Problem statement:
Filter the data for lines with the word "Component", then copy every line so identified.

Given data:

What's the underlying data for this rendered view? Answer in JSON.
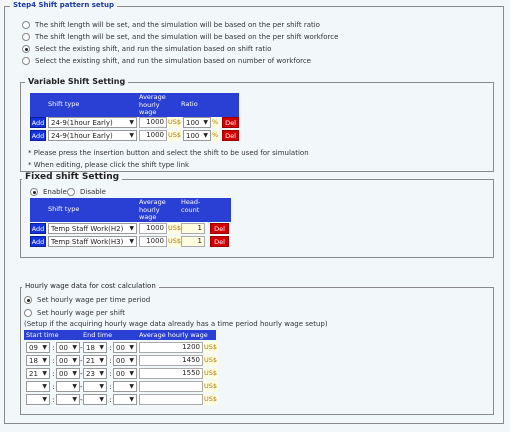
{
  "step": {
    "title": "Step4  Shift pattern setup"
  },
  "modes": [
    {
      "label": "The shift length will be set, and the simulation will be based on the per shift ratio",
      "selected": false
    },
    {
      "label": "The shift length will be set, and the simulation will be based on the per shift workforce",
      "selected": false
    },
    {
      "label": "Select the existing shift, and run the simulation based on shift ratio",
      "selected": true
    },
    {
      "label": "Select the existing shift, and run the simulation based on number of workforce",
      "selected": false
    }
  ],
  "variable": {
    "title": "Variable Shift Setting",
    "headers": {
      "shift_type": "Shift type",
      "wage": "Average hourly wage",
      "ratio": "Ratio"
    },
    "rows": [
      {
        "add": "Add",
        "shift": "24-9(1hour Early)",
        "wage": "1000",
        "unit": "US$",
        "ratio": "100",
        "pct": "%",
        "del": "Del"
      },
      {
        "add": "Add",
        "shift": "24-9(1hour Early)",
        "wage": "1000",
        "unit": "US$",
        "ratio": "100",
        "pct": "%",
        "del": "Del"
      }
    ],
    "note1": "* Please press the insertion button and select the shift to be used for simulation",
    "note2": "* When editing, please click the shift type link"
  },
  "fixed": {
    "title": "Fixed shift Setting",
    "enable_label": "Enable",
    "disable_label": "Disable",
    "enabled": true,
    "headers": {
      "shift_type": "Shift type",
      "wage": "Average hourly wage",
      "head": "Head-count"
    },
    "rows": [
      {
        "add": "Add",
        "shift": "Temp Staff Work(H2)",
        "wage": "1000",
        "unit": "US$",
        "count": "1",
        "del": "Del"
      },
      {
        "add": "Add",
        "shift": "Temp Staff Work(H3)",
        "wage": "1000",
        "unit": "US$",
        "count": "1",
        "del": "Del"
      }
    ]
  },
  "hourly": {
    "title": "Hourly wage data for cost calculation",
    "opt1": "Set hourly wage per time period",
    "opt2": "Set hourly wage per shift",
    "opt1_selected": true,
    "note": "(Setup if the acquiring hourly wage data already has a time period hourly wage setup)",
    "headers": {
      "start": "Start time",
      "end": "End time",
      "wage": "Average hourly wage"
    },
    "rows": [
      {
        "sh": "09",
        "sm": "00",
        "eh": "18",
        "em": "00",
        "wage": "1200",
        "unit": "US$"
      },
      {
        "sh": "18",
        "sm": "00",
        "eh": "21",
        "em": "00",
        "wage": "1450",
        "unit": "US$"
      },
      {
        "sh": "21",
        "sm": "00",
        "eh": "23",
        "em": "00",
        "wage": "1550",
        "unit": "US$"
      },
      {
        "sh": "",
        "sm": "",
        "eh": "",
        "em": "",
        "wage": "",
        "unit": "US$"
      },
      {
        "sh": "",
        "sm": "",
        "eh": "",
        "em": "",
        "wage": "",
        "unit": "US$"
      }
    ]
  }
}
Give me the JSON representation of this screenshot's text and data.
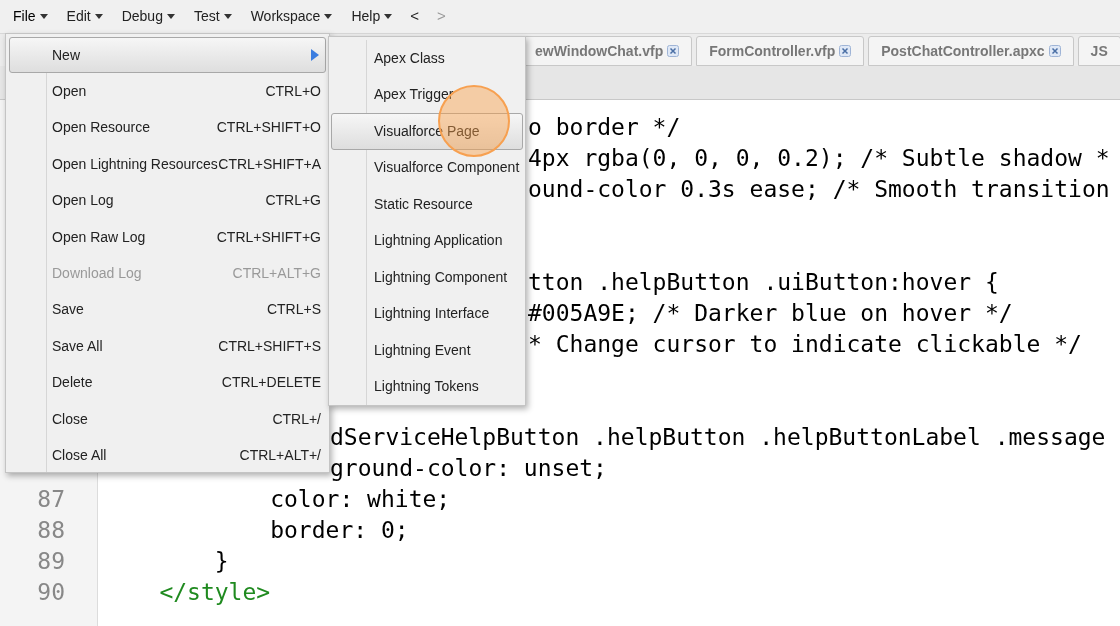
{
  "menubar": {
    "menus": [
      {
        "label": "File",
        "selected": true
      },
      {
        "label": "Edit",
        "selected": false
      },
      {
        "label": "Debug",
        "selected": false
      },
      {
        "label": "Test",
        "selected": false
      },
      {
        "label": "Workspace",
        "selected": false
      },
      {
        "label": "Help",
        "selected": false
      }
    ],
    "nav": [
      {
        "label": "<",
        "disabled": false
      },
      {
        "label": ">",
        "disabled": true
      }
    ]
  },
  "tabs": [
    {
      "label": "ewWindowChat.vfp"
    },
    {
      "label": "FormController.vfp"
    },
    {
      "label": "PostChatController.apxc"
    },
    {
      "label": "JS"
    }
  ],
  "editor": {
    "lines": [
      {
        "kind": "behind_submenu",
        "text": "o border */"
      },
      {
        "kind": "behind_submenu",
        "text": "4px rgba(0, 0, 0, 0.2); /* Subtle shadow *"
      },
      {
        "kind": "behind_submenu",
        "text": "ound-color 0.3s ease; /* Smooth transition"
      },
      {
        "kind": "blank"
      },
      {
        "kind": "blank"
      },
      {
        "kind": "behind_submenu",
        "text": "tton .helpButton .uiButton:hover {"
      },
      {
        "kind": "behind_submenu",
        "text": "#005A9E; /* Darker blue on hover */"
      },
      {
        "kind": "behind_submenu",
        "text": "* Change cursor to indicate clickable */"
      },
      {
        "kind": "blank"
      },
      {
        "kind": "blank"
      },
      {
        "kind": "behind_menu",
        "text": "dServiceHelpButton .helpButton .helpButtonLabel .message"
      },
      {
        "kind": "behind_menu",
        "text": "ground-color: unset;"
      },
      {
        "kind": "full",
        "number": "87",
        "text": "            color: white;"
      },
      {
        "kind": "full",
        "number": "88",
        "text": "            border: 0;"
      },
      {
        "kind": "full",
        "number": "89",
        "text": "        }"
      },
      {
        "kind": "tag",
        "number": "90",
        "text": "    </style>"
      }
    ]
  },
  "file_menu": {
    "items": [
      {
        "label": "New",
        "submenu": true,
        "selected": true,
        "disabled": false
      },
      {
        "label": "Open",
        "shortcut": "CTRL+O",
        "selected": false,
        "disabled": false
      },
      {
        "label": "Open Resource",
        "shortcut": "CTRL+SHIFT+O",
        "selected": false,
        "disabled": false
      },
      {
        "label": "Open Lightning Resources",
        "shortcut": "CTRL+SHIFT+A",
        "selected": false,
        "disabled": false
      },
      {
        "label": "Open Log",
        "shortcut": "CTRL+G",
        "selected": false,
        "disabled": false
      },
      {
        "label": "Open Raw Log",
        "shortcut": "CTRL+SHIFT+G",
        "selected": false,
        "disabled": false
      },
      {
        "label": "Download Log",
        "shortcut": "CTRL+ALT+G",
        "selected": false,
        "disabled": true
      },
      {
        "label": "Save",
        "shortcut": "CTRL+S",
        "selected": false,
        "disabled": false
      },
      {
        "label": "Save All",
        "shortcut": "CTRL+SHIFT+S",
        "selected": false,
        "disabled": false
      },
      {
        "label": "Delete",
        "shortcut": "CTRL+DELETE",
        "selected": false,
        "disabled": false
      },
      {
        "label": "Close",
        "shortcut": "CTRL+/",
        "selected": false,
        "disabled": false
      },
      {
        "label": "Close All",
        "shortcut": "CTRL+ALT+/",
        "selected": false,
        "disabled": false
      }
    ]
  },
  "new_submenu": {
    "items": [
      {
        "label": "Apex Class",
        "selected": false
      },
      {
        "label": "Apex Trigger",
        "selected": false
      },
      {
        "label": "Visualforce Page",
        "selected": true
      },
      {
        "label": "Visualforce Component",
        "selected": false
      },
      {
        "label": "Static Resource",
        "selected": false
      },
      {
        "label": "Lightning Application",
        "selected": false
      },
      {
        "label": "Lightning Component",
        "selected": false
      },
      {
        "label": "Lightning Interface",
        "selected": false
      },
      {
        "label": "Lightning Event",
        "selected": false
      },
      {
        "label": "Lightning Tokens",
        "selected": false
      }
    ]
  }
}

Written solution:
        "label": "Visualforce Component",
        "label": "Lightning Component",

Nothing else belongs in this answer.